→ Aim: Please write out the material that follows, exactly as it stands.
--------------------------------------------------
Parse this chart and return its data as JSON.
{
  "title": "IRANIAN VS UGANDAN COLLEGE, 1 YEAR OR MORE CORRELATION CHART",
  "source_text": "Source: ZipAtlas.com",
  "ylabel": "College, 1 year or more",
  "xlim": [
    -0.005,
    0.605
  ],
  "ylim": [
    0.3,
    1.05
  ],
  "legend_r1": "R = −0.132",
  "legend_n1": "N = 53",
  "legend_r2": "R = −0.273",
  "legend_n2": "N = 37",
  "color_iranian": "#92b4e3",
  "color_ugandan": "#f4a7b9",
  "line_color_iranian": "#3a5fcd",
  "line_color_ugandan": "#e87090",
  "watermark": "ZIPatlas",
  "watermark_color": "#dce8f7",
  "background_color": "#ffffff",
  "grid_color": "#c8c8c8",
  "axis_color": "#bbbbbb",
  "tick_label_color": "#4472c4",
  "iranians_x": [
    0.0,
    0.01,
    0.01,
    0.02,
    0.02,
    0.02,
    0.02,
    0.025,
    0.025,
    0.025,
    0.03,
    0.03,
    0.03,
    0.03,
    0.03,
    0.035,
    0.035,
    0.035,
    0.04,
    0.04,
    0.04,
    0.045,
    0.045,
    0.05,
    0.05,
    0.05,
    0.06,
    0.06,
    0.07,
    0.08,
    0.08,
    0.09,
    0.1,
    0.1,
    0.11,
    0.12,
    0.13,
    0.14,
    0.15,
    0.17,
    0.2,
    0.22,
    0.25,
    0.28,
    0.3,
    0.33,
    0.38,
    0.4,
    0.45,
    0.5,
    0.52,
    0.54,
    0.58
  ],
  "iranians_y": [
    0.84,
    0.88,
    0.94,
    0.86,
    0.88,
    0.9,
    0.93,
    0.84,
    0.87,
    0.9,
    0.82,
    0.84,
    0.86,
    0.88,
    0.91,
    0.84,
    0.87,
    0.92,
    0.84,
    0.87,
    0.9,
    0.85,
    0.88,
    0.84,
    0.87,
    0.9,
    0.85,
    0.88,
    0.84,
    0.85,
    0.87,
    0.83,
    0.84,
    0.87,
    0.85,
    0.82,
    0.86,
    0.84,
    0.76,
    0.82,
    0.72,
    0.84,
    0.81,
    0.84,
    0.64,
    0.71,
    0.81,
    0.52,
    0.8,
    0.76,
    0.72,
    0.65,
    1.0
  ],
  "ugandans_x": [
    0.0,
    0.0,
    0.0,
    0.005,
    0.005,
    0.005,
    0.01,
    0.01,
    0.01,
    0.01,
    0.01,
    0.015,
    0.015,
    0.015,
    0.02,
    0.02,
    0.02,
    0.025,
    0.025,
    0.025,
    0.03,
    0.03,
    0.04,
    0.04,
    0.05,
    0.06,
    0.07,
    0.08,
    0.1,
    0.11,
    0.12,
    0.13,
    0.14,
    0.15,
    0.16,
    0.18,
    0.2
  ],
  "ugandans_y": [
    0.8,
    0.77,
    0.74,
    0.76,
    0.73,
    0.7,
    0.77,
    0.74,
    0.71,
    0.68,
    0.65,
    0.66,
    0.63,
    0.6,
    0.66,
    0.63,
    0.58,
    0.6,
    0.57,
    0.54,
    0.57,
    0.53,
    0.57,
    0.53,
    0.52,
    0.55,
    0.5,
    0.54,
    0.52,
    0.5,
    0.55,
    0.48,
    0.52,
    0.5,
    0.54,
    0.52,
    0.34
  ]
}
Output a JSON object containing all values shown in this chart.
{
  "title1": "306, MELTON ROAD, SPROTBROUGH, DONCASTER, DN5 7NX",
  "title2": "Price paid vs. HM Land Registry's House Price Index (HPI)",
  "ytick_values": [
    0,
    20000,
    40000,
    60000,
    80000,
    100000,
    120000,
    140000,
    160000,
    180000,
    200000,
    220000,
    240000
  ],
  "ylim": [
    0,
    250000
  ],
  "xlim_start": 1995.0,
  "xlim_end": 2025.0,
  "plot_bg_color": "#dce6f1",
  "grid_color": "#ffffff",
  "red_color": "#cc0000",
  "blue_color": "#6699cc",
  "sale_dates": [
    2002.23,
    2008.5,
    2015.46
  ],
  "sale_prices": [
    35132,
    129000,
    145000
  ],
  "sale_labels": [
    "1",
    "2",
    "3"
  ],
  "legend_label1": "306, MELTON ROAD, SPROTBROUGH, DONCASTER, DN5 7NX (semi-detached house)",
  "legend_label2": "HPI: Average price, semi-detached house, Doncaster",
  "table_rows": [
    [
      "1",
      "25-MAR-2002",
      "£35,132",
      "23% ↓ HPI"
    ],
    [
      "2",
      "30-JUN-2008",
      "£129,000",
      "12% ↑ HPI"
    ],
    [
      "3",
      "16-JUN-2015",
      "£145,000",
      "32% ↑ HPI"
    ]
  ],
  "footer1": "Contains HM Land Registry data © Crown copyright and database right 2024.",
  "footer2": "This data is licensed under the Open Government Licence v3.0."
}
--------------------------------------------------
→ The response:
Parse this chart and return its data as JSON.
{
  "title": "IRANIAN VS UGANDAN COLLEGE, 1 YEAR OR MORE CORRELATION CHART",
  "source_text": "Source: ZipAtlas.com",
  "ylabel": "College, 1 year or more",
  "xlim": [
    -0.005,
    0.605
  ],
  "ylim": [
    0.3,
    1.05
  ],
  "legend_r1": "R = −0.132",
  "legend_n1": "N = 53",
  "legend_r2": "R = −0.273",
  "legend_n2": "N = 37",
  "color_iranian": "#92b4e3",
  "color_ugandan": "#f4a7b9",
  "line_color_iranian": "#3a5fcd",
  "line_color_ugandan": "#e87090",
  "watermark": "ZIPatlas",
  "watermark_color": "#dce8f7",
  "background_color": "#ffffff",
  "grid_color": "#c8c8c8",
  "axis_color": "#bbbbbb",
  "tick_label_color": "#4472c4",
  "iranians_x": [
    0.0,
    0.01,
    0.01,
    0.02,
    0.02,
    0.02,
    0.02,
    0.025,
    0.025,
    0.025,
    0.03,
    0.03,
    0.03,
    0.03,
    0.03,
    0.035,
    0.035,
    0.035,
    0.04,
    0.04,
    0.04,
    0.045,
    0.045,
    0.05,
    0.05,
    0.05,
    0.06,
    0.06,
    0.07,
    0.08,
    0.08,
    0.09,
    0.1,
    0.1,
    0.11,
    0.12,
    0.13,
    0.14,
    0.15,
    0.17,
    0.2,
    0.22,
    0.25,
    0.28,
    0.3,
    0.33,
    0.38,
    0.4,
    0.45,
    0.5,
    0.52,
    0.54,
    0.58
  ],
  "iranians_y": [
    0.84,
    0.88,
    0.94,
    0.86,
    0.88,
    0.9,
    0.93,
    0.84,
    0.87,
    0.9,
    0.82,
    0.84,
    0.86,
    0.88,
    0.91,
    0.84,
    0.87,
    0.92,
    0.84,
    0.87,
    0.9,
    0.85,
    0.88,
    0.84,
    0.87,
    0.9,
    0.85,
    0.88,
    0.84,
    0.85,
    0.87,
    0.83,
    0.84,
    0.87,
    0.85,
    0.82,
    0.86,
    0.84,
    0.76,
    0.82,
    0.72,
    0.84,
    0.81,
    0.84,
    0.64,
    0.71,
    0.81,
    0.52,
    0.8,
    0.76,
    0.72,
    0.65,
    1.0
  ],
  "ugandans_x": [
    0.0,
    0.0,
    0.0,
    0.005,
    0.005,
    0.005,
    0.01,
    0.01,
    0.01,
    0.01,
    0.01,
    0.015,
    0.015,
    0.015,
    0.02,
    0.02,
    0.02,
    0.025,
    0.025,
    0.025,
    0.03,
    0.03,
    0.04,
    0.04,
    0.05,
    0.06,
    0.07,
    0.08,
    0.1,
    0.11,
    0.12,
    0.13,
    0.14,
    0.15,
    0.16,
    0.18,
    0.2
  ],
  "ugandans_y": [
    0.8,
    0.77,
    0.74,
    0.76,
    0.73,
    0.7,
    0.77,
    0.74,
    0.71,
    0.68,
    0.65,
    0.66,
    0.63,
    0.6,
    0.66,
    0.63,
    0.58,
    0.6,
    0.57,
    0.54,
    0.57,
    0.53,
    0.57,
    0.53,
    0.52,
    0.55,
    0.5,
    0.54,
    0.52,
    0.5,
    0.55,
    0.48,
    0.52,
    0.5,
    0.54,
    0.52,
    0.34
  ]
}
Output a JSON object containing all values shown in this chart.
{
  "title1": "306, MELTON ROAD, SPROTBROUGH, DONCASTER, DN5 7NX",
  "title2": "Price paid vs. HM Land Registry's House Price Index (HPI)",
  "ytick_values": [
    0,
    20000,
    40000,
    60000,
    80000,
    100000,
    120000,
    140000,
    160000,
    180000,
    200000,
    220000,
    240000
  ],
  "ylim": [
    0,
    250000
  ],
  "xlim_start": 1995.0,
  "xlim_end": 2025.0,
  "plot_bg_color": "#dce6f1",
  "grid_color": "#ffffff",
  "red_color": "#cc0000",
  "blue_color": "#6699cc",
  "sale_dates": [
    2002.23,
    2008.5,
    2015.46
  ],
  "sale_prices": [
    35132,
    129000,
    145000
  ],
  "sale_labels": [
    "1",
    "2",
    "3"
  ],
  "legend_label1": "306, MELTON ROAD, SPROTBROUGH, DONCASTER, DN5 7NX (semi-detached house)",
  "legend_label2": "HPI: Average price, semi-detached house, Doncaster",
  "table_rows": [
    [
      "1",
      "25-MAR-2002",
      "£35,132",
      "23% ↓ HPI"
    ],
    [
      "2",
      "30-JUN-2008",
      "£129,000",
      "12% ↑ HPI"
    ],
    [
      "3",
      "16-JUN-2015",
      "£145,000",
      "32% ↑ HPI"
    ]
  ],
  "footer1": "Contains HM Land Registry data © Crown copyright and database right 2024.",
  "footer2": "This data is licensed under the Open Government Licence v3.0."
}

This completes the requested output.